## begin Records supplied

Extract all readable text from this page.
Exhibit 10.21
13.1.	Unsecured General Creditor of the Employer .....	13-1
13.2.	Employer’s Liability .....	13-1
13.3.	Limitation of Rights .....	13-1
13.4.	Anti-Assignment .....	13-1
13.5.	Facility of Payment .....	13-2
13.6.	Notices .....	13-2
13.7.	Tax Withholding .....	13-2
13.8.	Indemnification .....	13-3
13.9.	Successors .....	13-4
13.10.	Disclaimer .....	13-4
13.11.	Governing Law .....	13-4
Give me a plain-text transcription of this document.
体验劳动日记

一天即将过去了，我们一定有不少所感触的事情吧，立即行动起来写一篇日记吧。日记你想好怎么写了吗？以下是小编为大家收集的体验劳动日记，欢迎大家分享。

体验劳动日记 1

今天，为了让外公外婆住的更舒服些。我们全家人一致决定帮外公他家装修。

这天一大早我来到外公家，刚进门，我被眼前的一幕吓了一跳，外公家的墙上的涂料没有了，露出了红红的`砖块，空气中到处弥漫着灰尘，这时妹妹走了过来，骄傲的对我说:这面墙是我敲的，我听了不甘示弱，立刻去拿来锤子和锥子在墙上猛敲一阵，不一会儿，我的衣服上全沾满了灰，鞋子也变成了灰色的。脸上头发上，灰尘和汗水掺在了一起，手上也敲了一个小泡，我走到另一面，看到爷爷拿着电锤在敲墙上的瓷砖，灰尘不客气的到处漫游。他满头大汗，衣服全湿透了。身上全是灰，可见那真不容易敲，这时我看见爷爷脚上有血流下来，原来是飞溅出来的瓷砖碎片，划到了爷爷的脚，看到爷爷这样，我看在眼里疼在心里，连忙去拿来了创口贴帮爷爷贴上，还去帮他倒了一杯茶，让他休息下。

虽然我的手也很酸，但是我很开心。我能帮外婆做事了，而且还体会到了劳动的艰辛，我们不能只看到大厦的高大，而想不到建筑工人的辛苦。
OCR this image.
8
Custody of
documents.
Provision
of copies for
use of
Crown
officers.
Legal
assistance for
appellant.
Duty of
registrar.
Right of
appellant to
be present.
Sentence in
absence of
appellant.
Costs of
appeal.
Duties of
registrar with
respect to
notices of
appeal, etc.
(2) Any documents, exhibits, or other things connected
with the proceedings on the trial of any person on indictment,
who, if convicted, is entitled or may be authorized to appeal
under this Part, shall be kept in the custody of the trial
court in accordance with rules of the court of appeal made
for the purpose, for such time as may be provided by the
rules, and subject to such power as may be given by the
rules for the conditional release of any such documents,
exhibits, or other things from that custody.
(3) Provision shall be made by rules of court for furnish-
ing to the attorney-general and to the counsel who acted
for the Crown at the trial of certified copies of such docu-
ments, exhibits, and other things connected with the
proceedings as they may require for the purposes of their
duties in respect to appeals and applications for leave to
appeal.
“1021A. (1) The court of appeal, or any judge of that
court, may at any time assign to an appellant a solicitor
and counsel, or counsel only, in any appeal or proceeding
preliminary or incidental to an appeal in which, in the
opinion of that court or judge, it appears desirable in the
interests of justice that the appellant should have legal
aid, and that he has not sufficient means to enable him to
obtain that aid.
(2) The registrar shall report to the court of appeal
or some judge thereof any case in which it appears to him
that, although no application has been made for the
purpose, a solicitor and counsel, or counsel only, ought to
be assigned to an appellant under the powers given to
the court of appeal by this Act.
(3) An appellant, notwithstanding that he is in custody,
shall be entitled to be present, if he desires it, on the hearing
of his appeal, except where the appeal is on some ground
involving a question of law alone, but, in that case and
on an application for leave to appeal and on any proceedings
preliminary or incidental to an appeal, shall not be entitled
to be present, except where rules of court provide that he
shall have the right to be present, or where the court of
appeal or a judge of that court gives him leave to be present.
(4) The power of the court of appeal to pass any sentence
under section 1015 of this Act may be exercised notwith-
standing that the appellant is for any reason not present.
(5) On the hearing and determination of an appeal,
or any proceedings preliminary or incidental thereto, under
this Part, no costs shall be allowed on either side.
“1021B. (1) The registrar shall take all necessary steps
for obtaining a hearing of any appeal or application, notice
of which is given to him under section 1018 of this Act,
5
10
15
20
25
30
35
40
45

## end Records supplied

● **Written problem**: Gather each line from the listing above that holds "given".

● **Written response**:
rules, and subject to such power as may be given by the
be assigned to an appellant under the powers given to
of which is given to him under section 1018 of this Act,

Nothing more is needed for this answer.